** Start of RECORDS FOR THE TASK **

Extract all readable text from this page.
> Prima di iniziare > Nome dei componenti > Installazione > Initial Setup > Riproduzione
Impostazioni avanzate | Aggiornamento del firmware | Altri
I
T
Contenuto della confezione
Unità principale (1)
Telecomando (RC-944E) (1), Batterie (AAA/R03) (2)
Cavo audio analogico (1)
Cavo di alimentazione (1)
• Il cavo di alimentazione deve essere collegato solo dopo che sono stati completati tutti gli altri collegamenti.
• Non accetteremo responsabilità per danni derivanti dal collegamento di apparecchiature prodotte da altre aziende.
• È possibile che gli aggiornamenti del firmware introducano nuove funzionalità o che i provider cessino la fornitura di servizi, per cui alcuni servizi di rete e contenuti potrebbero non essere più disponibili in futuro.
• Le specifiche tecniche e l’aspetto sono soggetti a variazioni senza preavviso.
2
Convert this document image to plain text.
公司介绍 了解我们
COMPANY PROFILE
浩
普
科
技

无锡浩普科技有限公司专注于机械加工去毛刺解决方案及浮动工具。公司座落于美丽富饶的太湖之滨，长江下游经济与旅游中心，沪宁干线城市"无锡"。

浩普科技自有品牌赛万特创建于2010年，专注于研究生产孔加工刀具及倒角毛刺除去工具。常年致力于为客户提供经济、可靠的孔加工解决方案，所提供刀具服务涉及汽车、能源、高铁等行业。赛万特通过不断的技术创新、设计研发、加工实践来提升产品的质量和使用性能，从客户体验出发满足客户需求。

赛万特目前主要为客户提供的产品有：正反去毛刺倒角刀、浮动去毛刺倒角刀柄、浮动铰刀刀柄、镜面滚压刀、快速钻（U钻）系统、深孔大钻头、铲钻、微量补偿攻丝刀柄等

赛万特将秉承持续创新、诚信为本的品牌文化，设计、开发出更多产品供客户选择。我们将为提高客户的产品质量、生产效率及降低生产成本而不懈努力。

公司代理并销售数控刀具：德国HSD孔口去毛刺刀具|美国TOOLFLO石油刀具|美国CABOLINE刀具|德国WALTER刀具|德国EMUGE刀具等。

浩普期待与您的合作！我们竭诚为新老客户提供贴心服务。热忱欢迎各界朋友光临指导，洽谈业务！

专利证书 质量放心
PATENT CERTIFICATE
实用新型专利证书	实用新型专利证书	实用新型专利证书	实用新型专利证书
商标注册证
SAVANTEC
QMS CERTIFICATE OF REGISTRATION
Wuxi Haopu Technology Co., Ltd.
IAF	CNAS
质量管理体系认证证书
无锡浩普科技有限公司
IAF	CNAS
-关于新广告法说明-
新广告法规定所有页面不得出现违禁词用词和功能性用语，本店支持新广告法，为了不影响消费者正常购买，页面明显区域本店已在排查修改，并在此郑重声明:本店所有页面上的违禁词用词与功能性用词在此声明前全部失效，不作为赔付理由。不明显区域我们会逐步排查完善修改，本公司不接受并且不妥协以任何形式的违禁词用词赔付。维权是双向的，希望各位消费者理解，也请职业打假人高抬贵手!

** End of RECORDS FOR THE TASK **

• **JOB**
Exactly how many lines contain "firmware"? State the number and nothing else.

• **WORKED SOLUTION**
2